- EXERCISE INSTRUCTIONS -
What follows is a set of entries. Give them again exactly, without the pictures.

'''

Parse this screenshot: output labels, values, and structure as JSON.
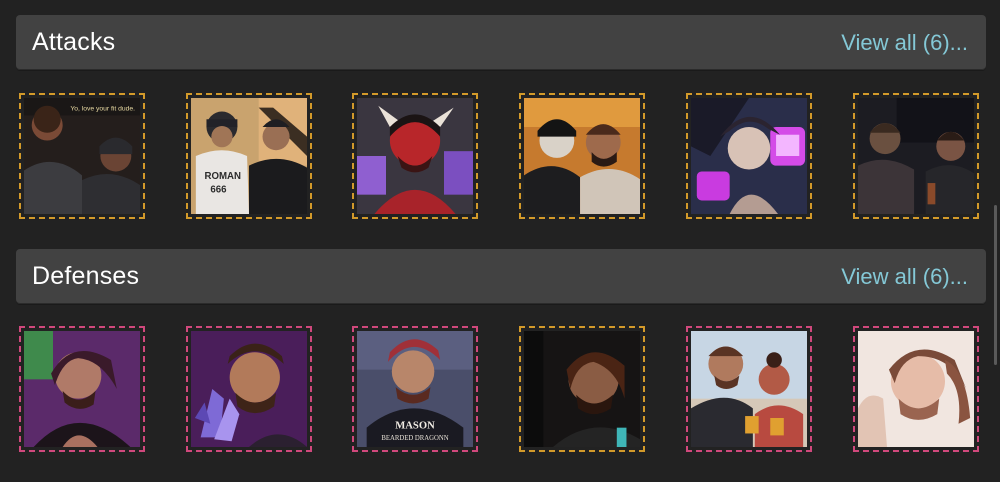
{
  "sections": [
    {
      "title": "Attacks",
      "view_all": "View all (6)...",
      "items": [
        {
          "icon": "comic-dialogue-artwork",
          "border": "#d39a2a",
          "caption_lines": [
            "Yo, love your fit dude."
          ]
        },
        {
          "icon": "hooded-duo-artwork",
          "border": "#d39a2a",
          "caption_lines": [
            "ROMAN",
            "666"
          ]
        },
        {
          "icon": "demon-portrait-artwork",
          "border": "#d39a2a",
          "caption_lines": []
        },
        {
          "icon": "duo-selfie-artwork",
          "border": "#d39a2a",
          "caption_lines": []
        },
        {
          "icon": "neon-character-artwork",
          "border": "#d39a2a",
          "caption_lines": []
        },
        {
          "icon": "comic-scene-artwork",
          "border": "#d39a2a",
          "caption_lines": []
        }
      ]
    },
    {
      "title": "Defenses",
      "view_all": "View all (6)...",
      "items": [
        {
          "icon": "purple-portrait-artwork",
          "border": "#d0487c",
          "caption_lines": []
        },
        {
          "icon": "crystal-portrait-artwork",
          "border": "#d0487c",
          "caption_lines": []
        },
        {
          "icon": "mason-portrait-artwork",
          "border": "#d0487c",
          "caption_lines": [
            "MASON",
            "BEARDED DRAGONN"
          ]
        },
        {
          "icon": "dark-portrait-artwork",
          "border": "#d39a2a",
          "caption_lines": []
        },
        {
          "icon": "duo-drinks-artwork",
          "border": "#d0487c",
          "caption_lines": []
        },
        {
          "icon": "sketch-portrait-artwork",
          "border": "#d0487c",
          "caption_lines": []
        }
      ]
    }
  ]
}
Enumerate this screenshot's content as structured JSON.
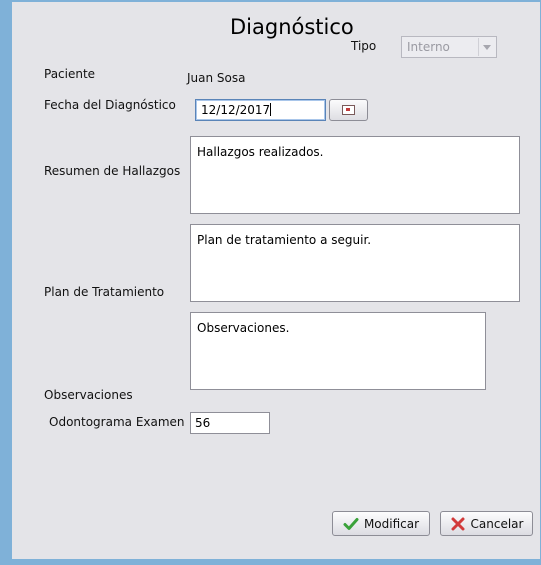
{
  "window": {
    "title": "Diagnóstico"
  },
  "tipo": {
    "label": "Tipo",
    "value": "Interno"
  },
  "paciente": {
    "label": "Paciente",
    "value": "Juan Sosa"
  },
  "fecha": {
    "label": "Fecha del Diagnóstico",
    "value": "12/12/2017"
  },
  "resumen": {
    "label": "Resumen de Hallazgos",
    "value": "Hallazgos realizados."
  },
  "plan": {
    "label": "Plan de Tratamiento",
    "value": "Plan de tratamiento a seguir."
  },
  "observaciones": {
    "label": "Observaciones",
    "value": "Observaciones."
  },
  "odontograma": {
    "label": "Odontograma Examen",
    "value": "56"
  },
  "buttons": {
    "modificar": "Modificar",
    "cancelar": "Cancelar"
  },
  "colors": {
    "accent_frame": "#7fb1d8",
    "panel_bg": "#e4e4e8",
    "ok_green": "#3aa23a",
    "cancel_red": "#d23a3a"
  }
}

'''

- RESULT OF THE TASK -
Parse this screenshot: output labels, values, and structure as JSON.
{
  "sections": [
    {
      "title": "Attacks",
      "view_all": "View all (6)...",
      "items": [
        {
          "icon": "comic-dialogue-artwork",
          "border": "#d39a2a",
          "caption_lines": [
            "Yo, love your fit dude."
          ]
        },
        {
          "icon": "hooded-duo-artwork",
          "border": "#d39a2a",
          "caption_lines": [
            "ROMAN",
            "666"
          ]
        },
        {
          "icon": "demon-portrait-artwork",
          "border": "#d39a2a",
          "caption_lines": []
        },
        {
          "icon": "duo-selfie-artwork",
          "border": "#d39a2a",
          "caption_lines": []
        },
        {
          "icon": "neon-character-artwork",
          "border": "#d39a2a",
          "caption_lines": []
        },
        {
          "icon": "comic-scene-artwork",
          "border": "#d39a2a",
          "caption_lines": []
        }
      ]
    },
    {
      "title": "Defenses",
      "view_all": "View all (6)...",
      "items": [
        {
          "icon": "purple-portrait-artwork",
          "border": "#d0487c",
          "caption_lines": []
        },
        {
          "icon": "crystal-portrait-artwork",
          "border": "#d0487c",
          "caption_lines": []
        },
        {
          "icon": "mason-portrait-artwork",
          "border": "#d0487c",
          "caption_lines": [
            "MASON",
            "BEARDED DRAGONN"
          ]
        },
        {
          "icon": "dark-portrait-artwork",
          "border": "#d39a2a",
          "caption_lines": []
        },
        {
          "icon": "duo-drinks-artwork",
          "border": "#d0487c",
          "caption_lines": []
        },
        {
          "icon": "sketch-portrait-artwork",
          "border": "#d0487c",
          "caption_lines": []
        }
      ]
    }
  ]
}
Enumerate this screenshot's content as structured JSON.
{
  "window": {
    "title": "Diagnóstico"
  },
  "tipo": {
    "label": "Tipo",
    "value": "Interno"
  },
  "paciente": {
    "label": "Paciente",
    "value": "Juan Sosa"
  },
  "fecha": {
    "label": "Fecha del Diagnóstico",
    "value": "12/12/2017"
  },
  "resumen": {
    "label": "Resumen de Hallazgos",
    "value": "Hallazgos realizados."
  },
  "plan": {
    "label": "Plan de Tratamiento",
    "value": "Plan de tratamiento a seguir."
  },
  "observaciones": {
    "label": "Observaciones",
    "value": "Observaciones."
  },
  "odontograma": {
    "label": "Odontograma Examen",
    "value": "56"
  },
  "buttons": {
    "modificar": "Modificar",
    "cancelar": "Cancelar"
  },
  "colors": {
    "accent_frame": "#7fb1d8",
    "panel_bg": "#e4e4e8",
    "ok_green": "#3aa23a",
    "cancel_red": "#d23a3a"
  }
}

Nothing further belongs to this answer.